Written instruction –
Go over the entries below line by line, copying each one that contains the word "controls".

++++ Records shown ++++

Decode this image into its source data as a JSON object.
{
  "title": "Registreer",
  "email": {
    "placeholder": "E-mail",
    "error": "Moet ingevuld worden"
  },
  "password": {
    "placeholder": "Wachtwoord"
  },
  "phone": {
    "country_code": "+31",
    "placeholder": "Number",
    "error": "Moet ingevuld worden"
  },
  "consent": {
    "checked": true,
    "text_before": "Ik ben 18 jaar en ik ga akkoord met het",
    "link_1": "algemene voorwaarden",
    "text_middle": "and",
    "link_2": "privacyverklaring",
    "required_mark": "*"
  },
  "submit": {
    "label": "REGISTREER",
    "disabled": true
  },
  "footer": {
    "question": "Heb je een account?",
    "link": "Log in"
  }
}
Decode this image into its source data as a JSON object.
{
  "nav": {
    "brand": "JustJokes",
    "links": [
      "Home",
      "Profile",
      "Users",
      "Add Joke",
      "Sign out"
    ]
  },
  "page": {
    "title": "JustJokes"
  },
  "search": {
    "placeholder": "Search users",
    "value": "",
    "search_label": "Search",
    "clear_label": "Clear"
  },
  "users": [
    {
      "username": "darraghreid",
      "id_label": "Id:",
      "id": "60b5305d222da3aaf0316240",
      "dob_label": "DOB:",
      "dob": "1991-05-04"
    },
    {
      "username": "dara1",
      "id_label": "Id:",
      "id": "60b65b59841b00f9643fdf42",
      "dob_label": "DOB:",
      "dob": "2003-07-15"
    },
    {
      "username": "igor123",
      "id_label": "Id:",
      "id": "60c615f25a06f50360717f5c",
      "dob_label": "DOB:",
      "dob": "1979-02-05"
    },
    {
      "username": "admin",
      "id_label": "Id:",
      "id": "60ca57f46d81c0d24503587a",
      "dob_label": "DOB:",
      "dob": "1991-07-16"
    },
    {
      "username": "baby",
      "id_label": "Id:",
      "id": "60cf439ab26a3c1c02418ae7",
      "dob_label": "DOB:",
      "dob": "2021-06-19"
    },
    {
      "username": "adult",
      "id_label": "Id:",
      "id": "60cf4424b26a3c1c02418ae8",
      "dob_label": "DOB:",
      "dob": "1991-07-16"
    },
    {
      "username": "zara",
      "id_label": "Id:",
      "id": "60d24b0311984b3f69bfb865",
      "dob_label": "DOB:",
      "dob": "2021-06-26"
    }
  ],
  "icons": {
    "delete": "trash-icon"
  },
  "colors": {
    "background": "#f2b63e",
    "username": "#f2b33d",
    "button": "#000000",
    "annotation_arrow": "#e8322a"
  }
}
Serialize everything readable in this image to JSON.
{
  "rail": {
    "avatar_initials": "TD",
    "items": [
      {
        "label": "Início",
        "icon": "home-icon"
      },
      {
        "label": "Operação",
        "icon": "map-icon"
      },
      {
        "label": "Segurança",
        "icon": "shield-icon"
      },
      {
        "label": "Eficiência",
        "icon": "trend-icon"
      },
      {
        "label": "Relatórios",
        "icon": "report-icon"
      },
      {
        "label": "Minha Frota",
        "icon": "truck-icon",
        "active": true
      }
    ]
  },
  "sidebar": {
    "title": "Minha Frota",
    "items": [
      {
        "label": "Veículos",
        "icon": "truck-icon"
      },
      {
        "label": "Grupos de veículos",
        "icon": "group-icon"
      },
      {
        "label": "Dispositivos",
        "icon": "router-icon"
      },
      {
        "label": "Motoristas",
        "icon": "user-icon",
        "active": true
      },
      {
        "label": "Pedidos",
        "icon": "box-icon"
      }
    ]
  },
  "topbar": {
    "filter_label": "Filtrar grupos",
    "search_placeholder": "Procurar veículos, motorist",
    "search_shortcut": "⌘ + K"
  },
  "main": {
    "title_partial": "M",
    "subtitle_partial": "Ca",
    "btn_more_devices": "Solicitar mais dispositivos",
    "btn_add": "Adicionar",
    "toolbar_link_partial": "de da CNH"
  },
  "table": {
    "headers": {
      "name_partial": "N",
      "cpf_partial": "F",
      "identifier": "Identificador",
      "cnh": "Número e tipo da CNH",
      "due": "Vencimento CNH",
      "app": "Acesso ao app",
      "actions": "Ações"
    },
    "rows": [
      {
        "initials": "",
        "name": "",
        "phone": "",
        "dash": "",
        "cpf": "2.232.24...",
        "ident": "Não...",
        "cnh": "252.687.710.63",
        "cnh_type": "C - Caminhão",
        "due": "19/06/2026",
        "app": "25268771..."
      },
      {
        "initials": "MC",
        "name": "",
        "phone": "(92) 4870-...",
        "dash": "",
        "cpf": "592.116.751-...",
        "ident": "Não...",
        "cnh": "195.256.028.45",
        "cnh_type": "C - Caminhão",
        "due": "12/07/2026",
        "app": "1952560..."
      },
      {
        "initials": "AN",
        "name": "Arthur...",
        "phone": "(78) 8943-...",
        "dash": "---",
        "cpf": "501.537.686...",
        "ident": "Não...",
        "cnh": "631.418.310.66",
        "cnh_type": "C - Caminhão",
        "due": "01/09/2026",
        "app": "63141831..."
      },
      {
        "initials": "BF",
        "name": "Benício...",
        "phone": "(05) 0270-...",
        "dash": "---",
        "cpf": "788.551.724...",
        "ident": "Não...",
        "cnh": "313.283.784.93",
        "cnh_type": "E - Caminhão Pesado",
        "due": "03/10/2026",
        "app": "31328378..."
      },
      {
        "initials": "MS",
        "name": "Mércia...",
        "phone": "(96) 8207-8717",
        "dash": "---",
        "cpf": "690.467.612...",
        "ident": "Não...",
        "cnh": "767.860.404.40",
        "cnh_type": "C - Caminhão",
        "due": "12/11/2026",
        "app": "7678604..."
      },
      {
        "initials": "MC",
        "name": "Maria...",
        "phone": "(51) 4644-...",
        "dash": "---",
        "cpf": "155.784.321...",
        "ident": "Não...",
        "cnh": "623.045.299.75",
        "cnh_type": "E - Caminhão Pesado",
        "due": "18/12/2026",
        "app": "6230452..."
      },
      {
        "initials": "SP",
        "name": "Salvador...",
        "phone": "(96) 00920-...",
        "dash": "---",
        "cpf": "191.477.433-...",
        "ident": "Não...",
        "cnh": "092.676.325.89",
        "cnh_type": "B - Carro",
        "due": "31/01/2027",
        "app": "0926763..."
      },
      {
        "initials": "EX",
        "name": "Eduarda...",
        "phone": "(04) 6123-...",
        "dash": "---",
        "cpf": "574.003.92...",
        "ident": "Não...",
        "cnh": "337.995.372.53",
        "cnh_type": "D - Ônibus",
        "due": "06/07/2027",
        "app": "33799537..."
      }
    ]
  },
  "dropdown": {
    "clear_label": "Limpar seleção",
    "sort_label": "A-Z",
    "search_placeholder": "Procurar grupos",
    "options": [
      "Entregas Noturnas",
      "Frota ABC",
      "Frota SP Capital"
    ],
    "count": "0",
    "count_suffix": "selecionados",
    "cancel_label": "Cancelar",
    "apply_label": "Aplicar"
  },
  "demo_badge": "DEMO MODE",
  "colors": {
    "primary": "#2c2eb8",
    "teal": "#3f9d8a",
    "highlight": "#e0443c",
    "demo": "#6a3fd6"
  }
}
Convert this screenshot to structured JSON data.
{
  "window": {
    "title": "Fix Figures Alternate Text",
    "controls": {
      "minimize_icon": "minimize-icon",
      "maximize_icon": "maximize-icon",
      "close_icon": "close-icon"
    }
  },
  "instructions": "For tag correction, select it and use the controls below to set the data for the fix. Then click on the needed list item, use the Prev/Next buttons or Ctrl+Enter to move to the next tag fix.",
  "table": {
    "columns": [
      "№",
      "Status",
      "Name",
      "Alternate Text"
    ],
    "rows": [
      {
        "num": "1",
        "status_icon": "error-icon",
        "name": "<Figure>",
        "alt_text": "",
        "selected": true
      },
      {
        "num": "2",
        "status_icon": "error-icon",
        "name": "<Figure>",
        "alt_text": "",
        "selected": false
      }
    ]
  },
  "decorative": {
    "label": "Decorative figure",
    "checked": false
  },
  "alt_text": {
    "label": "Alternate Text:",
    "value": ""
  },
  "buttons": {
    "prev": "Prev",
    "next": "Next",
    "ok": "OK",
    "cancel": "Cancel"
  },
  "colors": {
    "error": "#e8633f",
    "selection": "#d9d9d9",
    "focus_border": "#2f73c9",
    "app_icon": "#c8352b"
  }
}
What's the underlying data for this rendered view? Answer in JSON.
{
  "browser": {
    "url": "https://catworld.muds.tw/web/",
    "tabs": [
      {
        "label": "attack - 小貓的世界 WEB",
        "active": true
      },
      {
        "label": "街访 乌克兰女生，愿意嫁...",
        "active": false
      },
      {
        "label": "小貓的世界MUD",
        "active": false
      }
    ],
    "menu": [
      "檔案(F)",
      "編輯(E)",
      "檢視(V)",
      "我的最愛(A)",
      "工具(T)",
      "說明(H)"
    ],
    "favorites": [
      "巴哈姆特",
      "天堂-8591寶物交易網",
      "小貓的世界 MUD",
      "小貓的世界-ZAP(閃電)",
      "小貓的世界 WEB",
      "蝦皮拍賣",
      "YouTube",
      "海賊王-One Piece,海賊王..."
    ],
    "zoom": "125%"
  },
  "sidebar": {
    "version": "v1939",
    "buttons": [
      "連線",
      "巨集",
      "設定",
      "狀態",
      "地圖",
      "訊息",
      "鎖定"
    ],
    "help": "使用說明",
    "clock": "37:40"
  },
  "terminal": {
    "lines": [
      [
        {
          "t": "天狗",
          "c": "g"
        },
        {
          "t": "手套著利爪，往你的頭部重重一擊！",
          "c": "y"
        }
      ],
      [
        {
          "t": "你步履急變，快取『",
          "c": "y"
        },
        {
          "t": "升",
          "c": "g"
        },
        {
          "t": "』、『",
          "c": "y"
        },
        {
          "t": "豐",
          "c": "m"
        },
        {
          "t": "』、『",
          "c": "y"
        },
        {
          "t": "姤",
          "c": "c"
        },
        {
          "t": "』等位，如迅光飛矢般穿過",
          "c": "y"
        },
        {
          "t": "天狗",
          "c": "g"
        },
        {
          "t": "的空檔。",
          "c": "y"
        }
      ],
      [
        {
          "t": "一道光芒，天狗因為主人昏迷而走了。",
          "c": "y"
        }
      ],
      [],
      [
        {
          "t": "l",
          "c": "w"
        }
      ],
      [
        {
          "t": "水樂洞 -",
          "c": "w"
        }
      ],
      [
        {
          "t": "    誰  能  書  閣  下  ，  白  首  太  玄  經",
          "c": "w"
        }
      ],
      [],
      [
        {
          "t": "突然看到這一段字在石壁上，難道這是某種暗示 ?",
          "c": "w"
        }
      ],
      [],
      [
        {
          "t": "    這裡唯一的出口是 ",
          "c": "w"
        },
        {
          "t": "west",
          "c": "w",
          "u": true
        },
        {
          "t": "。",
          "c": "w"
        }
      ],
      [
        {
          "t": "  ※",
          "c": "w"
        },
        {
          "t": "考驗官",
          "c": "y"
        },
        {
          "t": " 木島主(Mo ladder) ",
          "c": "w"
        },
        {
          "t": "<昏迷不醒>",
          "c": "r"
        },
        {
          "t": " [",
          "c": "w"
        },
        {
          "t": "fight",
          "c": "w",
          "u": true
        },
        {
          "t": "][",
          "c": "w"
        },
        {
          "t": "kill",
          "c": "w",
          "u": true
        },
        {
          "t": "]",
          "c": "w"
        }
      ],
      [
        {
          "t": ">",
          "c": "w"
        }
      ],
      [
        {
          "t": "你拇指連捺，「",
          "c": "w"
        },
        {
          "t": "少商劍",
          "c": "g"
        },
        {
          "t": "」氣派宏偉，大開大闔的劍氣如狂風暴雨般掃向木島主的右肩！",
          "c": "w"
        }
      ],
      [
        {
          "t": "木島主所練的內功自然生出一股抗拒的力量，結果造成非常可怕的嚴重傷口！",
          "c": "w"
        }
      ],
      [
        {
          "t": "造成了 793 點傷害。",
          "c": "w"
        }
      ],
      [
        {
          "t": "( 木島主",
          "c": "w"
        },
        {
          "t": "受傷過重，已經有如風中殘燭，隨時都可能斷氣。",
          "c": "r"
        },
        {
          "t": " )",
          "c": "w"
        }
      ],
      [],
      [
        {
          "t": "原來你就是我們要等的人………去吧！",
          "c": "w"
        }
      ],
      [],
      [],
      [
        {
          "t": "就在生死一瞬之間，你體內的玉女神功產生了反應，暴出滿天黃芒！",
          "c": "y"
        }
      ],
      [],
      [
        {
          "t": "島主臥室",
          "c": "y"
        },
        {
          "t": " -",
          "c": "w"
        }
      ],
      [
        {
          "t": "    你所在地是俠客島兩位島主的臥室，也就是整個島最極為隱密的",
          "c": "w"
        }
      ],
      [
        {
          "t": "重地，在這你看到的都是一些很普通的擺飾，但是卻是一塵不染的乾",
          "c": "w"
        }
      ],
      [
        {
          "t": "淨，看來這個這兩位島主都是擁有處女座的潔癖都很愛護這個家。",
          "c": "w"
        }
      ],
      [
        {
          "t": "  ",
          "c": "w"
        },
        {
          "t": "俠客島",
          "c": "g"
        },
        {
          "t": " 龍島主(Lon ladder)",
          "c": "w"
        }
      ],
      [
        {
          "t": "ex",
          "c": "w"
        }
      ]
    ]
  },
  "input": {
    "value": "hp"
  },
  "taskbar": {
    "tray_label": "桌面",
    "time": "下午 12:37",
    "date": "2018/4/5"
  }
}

++++

Written solution –
    "controls": {
  "instructions": "For tag correction, select it and use the controls below to set the data for the fix. Then click on the needed list item, use the Prev/Next buttons or Ctrl+Enter to move to the next tag fix.",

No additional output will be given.